[Recorded data]
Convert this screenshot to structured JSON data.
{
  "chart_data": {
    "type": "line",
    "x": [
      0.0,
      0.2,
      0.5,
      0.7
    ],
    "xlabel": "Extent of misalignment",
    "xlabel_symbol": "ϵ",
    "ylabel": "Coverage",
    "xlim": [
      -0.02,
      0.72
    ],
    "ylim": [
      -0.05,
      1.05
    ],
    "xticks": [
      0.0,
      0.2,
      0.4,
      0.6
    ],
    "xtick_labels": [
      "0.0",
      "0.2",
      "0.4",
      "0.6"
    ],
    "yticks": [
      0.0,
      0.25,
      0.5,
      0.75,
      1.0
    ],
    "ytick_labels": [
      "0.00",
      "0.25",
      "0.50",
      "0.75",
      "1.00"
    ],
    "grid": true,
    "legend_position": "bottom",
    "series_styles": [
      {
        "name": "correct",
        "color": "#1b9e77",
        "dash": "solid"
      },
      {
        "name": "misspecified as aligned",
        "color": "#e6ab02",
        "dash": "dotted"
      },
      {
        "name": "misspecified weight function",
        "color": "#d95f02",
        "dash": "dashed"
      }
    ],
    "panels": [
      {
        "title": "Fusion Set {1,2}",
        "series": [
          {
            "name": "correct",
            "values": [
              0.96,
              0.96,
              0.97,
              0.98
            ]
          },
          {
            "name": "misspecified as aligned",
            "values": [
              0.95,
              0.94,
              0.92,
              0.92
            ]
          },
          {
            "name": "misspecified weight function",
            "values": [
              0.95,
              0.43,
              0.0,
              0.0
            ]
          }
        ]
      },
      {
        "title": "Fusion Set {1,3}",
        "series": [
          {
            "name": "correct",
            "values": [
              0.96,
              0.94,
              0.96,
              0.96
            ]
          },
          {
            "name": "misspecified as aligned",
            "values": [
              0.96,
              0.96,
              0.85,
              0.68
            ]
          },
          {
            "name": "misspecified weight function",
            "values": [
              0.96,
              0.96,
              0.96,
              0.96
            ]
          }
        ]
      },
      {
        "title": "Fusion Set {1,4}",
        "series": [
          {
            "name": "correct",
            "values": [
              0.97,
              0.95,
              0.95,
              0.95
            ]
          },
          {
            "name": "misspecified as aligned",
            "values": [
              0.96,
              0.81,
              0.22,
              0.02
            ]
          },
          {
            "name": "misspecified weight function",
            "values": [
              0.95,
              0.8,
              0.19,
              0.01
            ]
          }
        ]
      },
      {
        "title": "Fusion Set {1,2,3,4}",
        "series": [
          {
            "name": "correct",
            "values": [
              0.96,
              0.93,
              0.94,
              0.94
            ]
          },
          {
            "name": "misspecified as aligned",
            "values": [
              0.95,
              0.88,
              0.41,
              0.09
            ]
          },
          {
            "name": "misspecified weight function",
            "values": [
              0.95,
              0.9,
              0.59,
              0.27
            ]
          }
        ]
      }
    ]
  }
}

## Job
Say, as a number only, how many lines of the data contain "title".

## Task solution
4